>>>
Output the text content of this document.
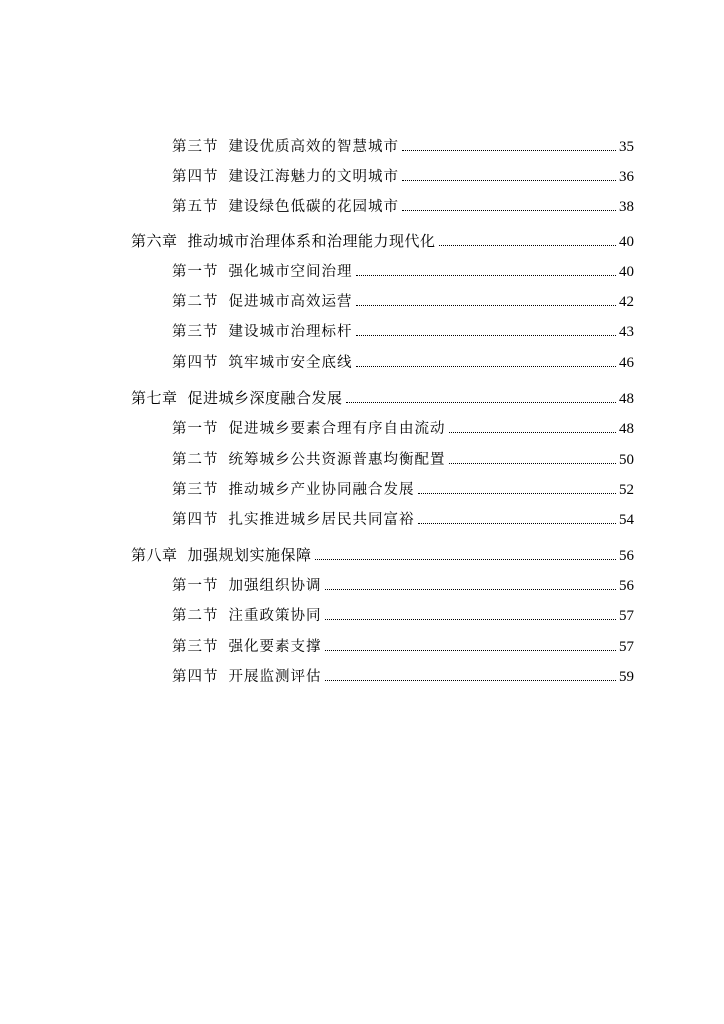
第三节 建设优质高效的智慧城市	35
第四节 建设江海魅力的文明城市	36
第五节 建设绿色低碳的花园城市	38
第六章 推动城市治理体系和治理能力现代化	40
第一节 强化城市空间治理	40
第二节 促进城市高效运营	42
第三节 建设城市治理标杆	43
第四节 筑牢城市安全底线	46
第七章 促进城乡深度融合发展	48
第一节 促进城乡要素合理有序自由流动	48
第二节 统筹城乡公共资源普惠均衡配置	50
第三节 推动城乡产业协同融合发展	52
第四节 扎实推进城乡居民共同富裕	54
第八章 加强规划实施保障	56
第一节 加强组织协调	56
第二节 注重政策协同	57
第三节 强化要素支撑	57
第四节 开展监测评估	59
<<<
* Job *
Exclude the pictures. Write out the remaining data exactly.

* Answer to this exercise *
Output the text content of this document.
第三节 建设优质高效的智慧城市	35
第四节 建设江海魅力的文明城市	36
第五节 建设绿色低碳的花园城市	38
第六章 推动城市治理体系和治理能力现代化	40
第一节 强化城市空间治理	40
第二节 促进城市高效运营	42
第三节 建设城市治理标杆	43
第四节 筑牢城市安全底线	46
第七章 促进城乡深度融合发展	48
第一节 促进城乡要素合理有序自由流动	48
第二节 统筹城乡公共资源普惠均衡配置	50
第三节 推动城乡产业协同融合发展	52
第四节 扎实推进城乡居民共同富裕	54
第八章 加强规划实施保障	56
第一节 加强组织协调	56
第二节 注重政策协同	57
第三节 强化要素支撑	57
第四节 开展监测评估	59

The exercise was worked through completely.